• [Directions]: Repeat the listing in full, word for word.

[Rows from a dataset]
::::::::

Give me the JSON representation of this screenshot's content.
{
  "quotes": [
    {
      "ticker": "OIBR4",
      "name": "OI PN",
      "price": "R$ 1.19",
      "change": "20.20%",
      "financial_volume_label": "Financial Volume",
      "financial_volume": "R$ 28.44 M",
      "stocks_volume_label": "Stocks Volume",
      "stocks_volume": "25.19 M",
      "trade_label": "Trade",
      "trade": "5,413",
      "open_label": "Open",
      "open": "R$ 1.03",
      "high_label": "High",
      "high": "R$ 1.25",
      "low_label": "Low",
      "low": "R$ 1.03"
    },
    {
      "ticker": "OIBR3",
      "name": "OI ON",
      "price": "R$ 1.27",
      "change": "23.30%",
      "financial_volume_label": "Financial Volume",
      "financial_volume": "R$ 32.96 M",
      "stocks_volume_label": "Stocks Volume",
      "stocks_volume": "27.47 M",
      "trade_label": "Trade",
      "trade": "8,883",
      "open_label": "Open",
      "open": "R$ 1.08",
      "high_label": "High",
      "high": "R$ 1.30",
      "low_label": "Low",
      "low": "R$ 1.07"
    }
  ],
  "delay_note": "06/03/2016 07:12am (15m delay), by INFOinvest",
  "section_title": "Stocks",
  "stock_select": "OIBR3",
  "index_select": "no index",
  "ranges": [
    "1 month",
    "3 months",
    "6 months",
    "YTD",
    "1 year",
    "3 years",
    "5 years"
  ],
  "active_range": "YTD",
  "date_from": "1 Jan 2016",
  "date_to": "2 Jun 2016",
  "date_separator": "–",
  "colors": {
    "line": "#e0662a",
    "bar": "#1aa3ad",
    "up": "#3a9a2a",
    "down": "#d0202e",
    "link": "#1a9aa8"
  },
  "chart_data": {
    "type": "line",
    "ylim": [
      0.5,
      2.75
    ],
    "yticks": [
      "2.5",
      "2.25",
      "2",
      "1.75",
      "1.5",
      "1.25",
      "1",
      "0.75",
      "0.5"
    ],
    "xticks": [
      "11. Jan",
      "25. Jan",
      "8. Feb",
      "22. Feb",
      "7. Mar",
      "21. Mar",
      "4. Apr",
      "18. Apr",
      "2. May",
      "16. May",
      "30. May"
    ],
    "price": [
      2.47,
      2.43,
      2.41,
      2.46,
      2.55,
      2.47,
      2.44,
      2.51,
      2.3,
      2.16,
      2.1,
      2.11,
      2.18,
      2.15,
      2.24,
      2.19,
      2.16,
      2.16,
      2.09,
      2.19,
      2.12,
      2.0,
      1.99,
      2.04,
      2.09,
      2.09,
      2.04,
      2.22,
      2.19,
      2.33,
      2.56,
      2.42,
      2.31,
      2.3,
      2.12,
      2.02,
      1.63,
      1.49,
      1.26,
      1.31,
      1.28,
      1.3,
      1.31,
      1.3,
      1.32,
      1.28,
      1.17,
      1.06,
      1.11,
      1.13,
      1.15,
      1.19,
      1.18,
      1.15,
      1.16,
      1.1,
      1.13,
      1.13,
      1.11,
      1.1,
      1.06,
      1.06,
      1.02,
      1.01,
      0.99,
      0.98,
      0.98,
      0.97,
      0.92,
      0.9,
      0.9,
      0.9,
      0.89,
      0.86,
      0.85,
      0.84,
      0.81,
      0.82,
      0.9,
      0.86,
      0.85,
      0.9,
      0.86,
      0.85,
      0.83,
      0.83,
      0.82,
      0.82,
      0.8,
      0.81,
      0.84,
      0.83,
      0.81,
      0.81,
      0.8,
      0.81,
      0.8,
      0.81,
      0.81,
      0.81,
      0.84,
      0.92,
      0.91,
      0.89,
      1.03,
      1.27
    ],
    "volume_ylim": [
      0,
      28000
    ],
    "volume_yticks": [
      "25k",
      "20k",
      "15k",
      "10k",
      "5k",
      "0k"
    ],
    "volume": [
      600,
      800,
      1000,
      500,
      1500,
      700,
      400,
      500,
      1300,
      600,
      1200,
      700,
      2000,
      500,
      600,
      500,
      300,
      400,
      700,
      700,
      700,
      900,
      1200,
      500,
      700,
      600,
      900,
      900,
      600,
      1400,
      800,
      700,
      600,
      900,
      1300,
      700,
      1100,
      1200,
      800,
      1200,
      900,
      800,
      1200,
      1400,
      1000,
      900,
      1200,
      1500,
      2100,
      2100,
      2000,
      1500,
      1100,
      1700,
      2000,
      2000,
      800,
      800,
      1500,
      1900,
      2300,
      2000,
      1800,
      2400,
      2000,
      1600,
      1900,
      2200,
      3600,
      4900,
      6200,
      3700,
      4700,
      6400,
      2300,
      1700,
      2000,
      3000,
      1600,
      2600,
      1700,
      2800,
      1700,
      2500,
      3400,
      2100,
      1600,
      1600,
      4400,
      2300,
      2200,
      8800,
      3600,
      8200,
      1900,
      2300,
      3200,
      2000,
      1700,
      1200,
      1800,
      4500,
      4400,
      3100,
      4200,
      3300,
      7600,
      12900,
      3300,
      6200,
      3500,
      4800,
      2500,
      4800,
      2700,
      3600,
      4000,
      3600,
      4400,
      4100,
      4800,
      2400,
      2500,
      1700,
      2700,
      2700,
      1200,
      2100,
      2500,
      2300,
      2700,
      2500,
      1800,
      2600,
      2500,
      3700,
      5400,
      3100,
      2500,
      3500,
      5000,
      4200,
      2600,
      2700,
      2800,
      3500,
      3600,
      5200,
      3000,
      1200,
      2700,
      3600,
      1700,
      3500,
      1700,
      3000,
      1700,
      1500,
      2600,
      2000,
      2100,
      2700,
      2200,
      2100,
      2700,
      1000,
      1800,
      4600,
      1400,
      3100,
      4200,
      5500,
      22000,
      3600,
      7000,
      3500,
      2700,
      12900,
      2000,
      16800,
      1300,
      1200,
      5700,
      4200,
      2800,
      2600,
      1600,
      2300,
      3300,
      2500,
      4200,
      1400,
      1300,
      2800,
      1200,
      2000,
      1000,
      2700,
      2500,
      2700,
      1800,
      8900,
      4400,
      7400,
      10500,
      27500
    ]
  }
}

::::::::

• [Response]:
Give me the JSON representation of this screenshot's content.
{
  "quotes": [
    {
      "ticker": "OIBR4",
      "name": "OI PN",
      "price": "R$ 1.19",
      "change": "20.20%",
      "financial_volume_label": "Financial Volume",
      "financial_volume": "R$ 28.44 M",
      "stocks_volume_label": "Stocks Volume",
      "stocks_volume": "25.19 M",
      "trade_label": "Trade",
      "trade": "5,413",
      "open_label": "Open",
      "open": "R$ 1.03",
      "high_label": "High",
      "high": "R$ 1.25",
      "low_label": "Low",
      "low": "R$ 1.03"
    },
    {
      "ticker": "OIBR3",
      "name": "OI ON",
      "price": "R$ 1.27",
      "change": "23.30%",
      "financial_volume_label": "Financial Volume",
      "financial_volume": "R$ 32.96 M",
      "stocks_volume_label": "Stocks Volume",
      "stocks_volume": "27.47 M",
      "trade_label": "Trade",
      "trade": "8,883",
      "open_label": "Open",
      "open": "R$ 1.08",
      "high_label": "High",
      "high": "R$ 1.30",
      "low_label": "Low",
      "low": "R$ 1.07"
    }
  ],
  "delay_note": "06/03/2016 07:12am (15m delay), by INFOinvest",
  "section_title": "Stocks",
  "stock_select": "OIBR3",
  "index_select": "no index",
  "ranges": [
    "1 month",
    "3 months",
    "6 months",
    "YTD",
    "1 year",
    "3 years",
    "5 years"
  ],
  "active_range": "YTD",
  "date_from": "1 Jan 2016",
  "date_to": "2 Jun 2016",
  "date_separator": "–",
  "colors": {
    "line": "#e0662a",
    "bar": "#1aa3ad",
    "up": "#3a9a2a",
    "down": "#d0202e",
    "link": "#1a9aa8"
  },
  "chart_data": {
    "type": "line",
    "ylim": [
      0.5,
      2.75
    ],
    "yticks": [
      "2.5",
      "2.25",
      "2",
      "1.75",
      "1.5",
      "1.25",
      "1",
      "0.75",
      "0.5"
    ],
    "xticks": [
      "11. Jan",
      "25. Jan",
      "8. Feb",
      "22. Feb",
      "7. Mar",
      "21. Mar",
      "4. Apr",
      "18. Apr",
      "2. May",
      "16. May",
      "30. May"
    ],
    "price": [
      2.47,
      2.43,
      2.41,
      2.46,
      2.55,
      2.47,
      2.44,
      2.51,
      2.3,
      2.16,
      2.1,
      2.11,
      2.18,
      2.15,
      2.24,
      2.19,
      2.16,
      2.16,
      2.09,
      2.19,
      2.12,
      2.0,
      1.99,
      2.04,
      2.09,
      2.09,
      2.04,
      2.22,
      2.19,
      2.33,
      2.56,
      2.42,
      2.31,
      2.3,
      2.12,
      2.02,
      1.63,
      1.49,
      1.26,
      1.31,
      1.28,
      1.3,
      1.31,
      1.3,
      1.32,
      1.28,
      1.17,
      1.06,
      1.11,
      1.13,
      1.15,
      1.19,
      1.18,
      1.15,
      1.16,
      1.1,
      1.13,
      1.13,
      1.11,
      1.1,
      1.06,
      1.06,
      1.02,
      1.01,
      0.99,
      0.98,
      0.98,
      0.97,
      0.92,
      0.9,
      0.9,
      0.9,
      0.89,
      0.86,
      0.85,
      0.84,
      0.81,
      0.82,
      0.9,
      0.86,
      0.85,
      0.9,
      0.86,
      0.85,
      0.83,
      0.83,
      0.82,
      0.82,
      0.8,
      0.81,
      0.84,
      0.83,
      0.81,
      0.81,
      0.8,
      0.81,
      0.8,
      0.81,
      0.81,
      0.81,
      0.84,
      0.92,
      0.91,
      0.89,
      1.03,
      1.27
    ],
    "volume_ylim": [
      0,
      28000
    ],
    "volume_yticks": [
      "25k",
      "20k",
      "15k",
      "10k",
      "5k",
      "0k"
    ],
    "volume": [
      600,
      800,
      1000,
      500,
      1500,
      700,
      400,
      500,
      1300,
      600,
      1200,
      700,
      2000,
      500,
      600,
      500,
      300,
      400,
      700,
      700,
      700,
      900,
      1200,
      500,
      700,
      600,
      900,
      900,
      600,
      1400,
      800,
      700,
      600,
      900,
      1300,
      700,
      1100,
      1200,
      800,
      1200,
      900,
      800,
      1200,
      1400,
      1000,
      900,
      1200,
      1500,
      2100,
      2100,
      2000,
      1500,
      1100,
      1700,
      2000,
      2000,
      800,
      800,
      1500,
      1900,
      2300,
      2000,
      1800,
      2400,
      2000,
      1600,
      1900,
      2200,
      3600,
      4900,
      6200,
      3700,
      4700,
      6400,
      2300,
      1700,
      2000,
      3000,
      1600,
      2600,
      1700,
      2800,
      1700,
      2500,
      3400,
      2100,
      1600,
      1600,
      4400,
      2300,
      2200,
      8800,
      3600,
      8200,
      1900,
      2300,
      3200,
      2000,
      1700,
      1200,
      1800,
      4500,
      4400,
      3100,
      4200,
      3300,
      7600,
      12900,
      3300,
      6200,
      3500,
      4800,
      2500,
      4800,
      2700,
      3600,
      4000,
      3600,
      4400,
      4100,
      4800,
      2400,
      2500,
      1700,
      2700,
      2700,
      1200,
      2100,
      2500,
      2300,
      2700,
      2500,
      1800,
      2600,
      2500,
      3700,
      5400,
      3100,
      2500,
      3500,
      5000,
      4200,
      2600,
      2700,
      2800,
      3500,
      3600,
      5200,
      3000,
      1200,
      2700,
      3600,
      1700,
      3500,
      1700,
      3000,
      1700,
      1500,
      2600,
      2000,
      2100,
      2700,
      2200,
      2100,
      2700,
      1000,
      1800,
      4600,
      1400,
      3100,
      4200,
      5500,
      22000,
      3600,
      7000,
      3500,
      2700,
      12900,
      2000,
      16800,
      1300,
      1200,
      5700,
      4200,
      2800,
      2600,
      1600,
      2300,
      3300,
      2500,
      4200,
      1400,
      1300,
      2800,
      1200,
      2000,
      1000,
      2700,
      2500,
      2700,
      1800,
      8900,
      4400,
      7400,
      10500,
      27500
    ]
  }
}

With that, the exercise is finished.